* **Text section**:
In another aspect of this invention, there is provided a computer-readable medium containing a data image for loading into a memory in a processor system. The data image is arranged in a format that includes at least one section, a header, and section information. The header contains a first information element that indicates a total size of the at least one section and a second information element that indicates a number of the sections. The section information includes a respective entry for each section, each entry including a third information element that indicates a length of the respective section and a fourth information element that indicates a load address of the respective section. The at least one section includes data that is encoded independently of the header, section information, and other sections. The header and the section information are arranged in the image such that the header and section information are readable before the at least one section.

Records in a dataset
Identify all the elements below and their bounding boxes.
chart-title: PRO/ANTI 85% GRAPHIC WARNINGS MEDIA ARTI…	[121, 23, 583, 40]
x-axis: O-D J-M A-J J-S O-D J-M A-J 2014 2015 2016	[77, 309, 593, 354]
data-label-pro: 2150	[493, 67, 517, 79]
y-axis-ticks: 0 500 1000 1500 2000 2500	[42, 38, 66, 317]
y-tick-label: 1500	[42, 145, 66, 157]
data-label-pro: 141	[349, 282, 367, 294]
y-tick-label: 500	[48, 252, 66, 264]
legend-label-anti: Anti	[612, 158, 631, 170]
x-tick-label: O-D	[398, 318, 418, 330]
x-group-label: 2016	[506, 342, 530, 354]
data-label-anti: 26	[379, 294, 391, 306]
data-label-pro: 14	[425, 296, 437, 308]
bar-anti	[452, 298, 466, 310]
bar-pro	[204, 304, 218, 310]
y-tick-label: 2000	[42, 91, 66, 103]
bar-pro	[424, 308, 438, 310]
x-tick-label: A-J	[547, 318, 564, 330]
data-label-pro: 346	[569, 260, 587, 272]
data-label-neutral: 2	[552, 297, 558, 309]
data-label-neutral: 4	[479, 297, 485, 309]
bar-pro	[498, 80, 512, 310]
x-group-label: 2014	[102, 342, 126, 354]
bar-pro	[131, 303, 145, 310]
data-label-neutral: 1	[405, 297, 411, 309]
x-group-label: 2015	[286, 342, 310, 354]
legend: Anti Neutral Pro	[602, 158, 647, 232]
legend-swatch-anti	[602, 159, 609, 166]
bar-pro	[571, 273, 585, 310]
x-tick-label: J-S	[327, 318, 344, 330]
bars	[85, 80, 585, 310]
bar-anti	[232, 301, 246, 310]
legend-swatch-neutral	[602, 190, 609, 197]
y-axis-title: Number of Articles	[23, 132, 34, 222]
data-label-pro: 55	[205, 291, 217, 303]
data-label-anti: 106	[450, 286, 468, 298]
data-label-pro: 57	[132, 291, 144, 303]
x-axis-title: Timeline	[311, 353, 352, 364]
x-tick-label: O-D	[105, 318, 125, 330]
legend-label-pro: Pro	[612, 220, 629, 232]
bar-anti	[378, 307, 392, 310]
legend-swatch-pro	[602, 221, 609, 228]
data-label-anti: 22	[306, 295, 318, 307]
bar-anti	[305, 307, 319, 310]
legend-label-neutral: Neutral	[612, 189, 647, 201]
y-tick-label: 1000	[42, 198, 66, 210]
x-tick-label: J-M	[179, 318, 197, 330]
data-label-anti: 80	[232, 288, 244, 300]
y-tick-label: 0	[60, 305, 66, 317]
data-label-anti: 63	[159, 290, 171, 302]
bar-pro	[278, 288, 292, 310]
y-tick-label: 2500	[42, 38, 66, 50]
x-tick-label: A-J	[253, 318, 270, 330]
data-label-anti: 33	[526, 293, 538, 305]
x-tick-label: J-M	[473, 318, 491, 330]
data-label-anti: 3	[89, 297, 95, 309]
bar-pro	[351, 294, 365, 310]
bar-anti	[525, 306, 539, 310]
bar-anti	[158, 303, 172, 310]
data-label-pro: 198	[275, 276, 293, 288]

* **Exercises to complete**:
a. In the passage on the data image format, what does the second information element in the header indicate?
b. Carry on the passage on the data image format, picking up after its final sentence.

* **Expected outputs**:
a. It indicates the number of sections.

b.
In yet another aspect of this invention, there is provided a method of converting a binary image into a converted image having a format. The method includes the steps of identifying at least one section in the binary image; coding each identified section according to a respective coding scheme; forming a header that indicates a total size of the at least one section and a number of the sections; forming section information having information about respective lengths, coding schemes, and load addresses of the identified sections; and arranging the header, section information, and identified sections in the converted image. The header and section information are arranged such that they are readable in the converted image before the sections, and the sections are arranged according to the section information.

BRIEF DESCRIPTION OF THE DRAWINGS

The features, objects, and advantages of this invention will be understood by reading this description in conjunction with the drawings, in which:

FIG. 1A is a diagram of a data image having a format in accordance with aspects of this invention;

FIG. 1B is a diagram of a header of the data image of FIG. 1A;

FIG. 1C is a diagram of section information of the data image of FIG. 1A;

FIG. 2 is a block diagram of a processor system; and

FIG. 3 is a flow chart of a method of forming a data image in accordance with aspects of this invention.

DETAILED DESCRIPTION

As described above, the binary data format described in this application is useful in processor systems, such as embedded systems, in which efficiency is important. Greater efficiency when loading software can lower response times in embedded systems and other computer systems, and space-efficient storage saves valuable memory.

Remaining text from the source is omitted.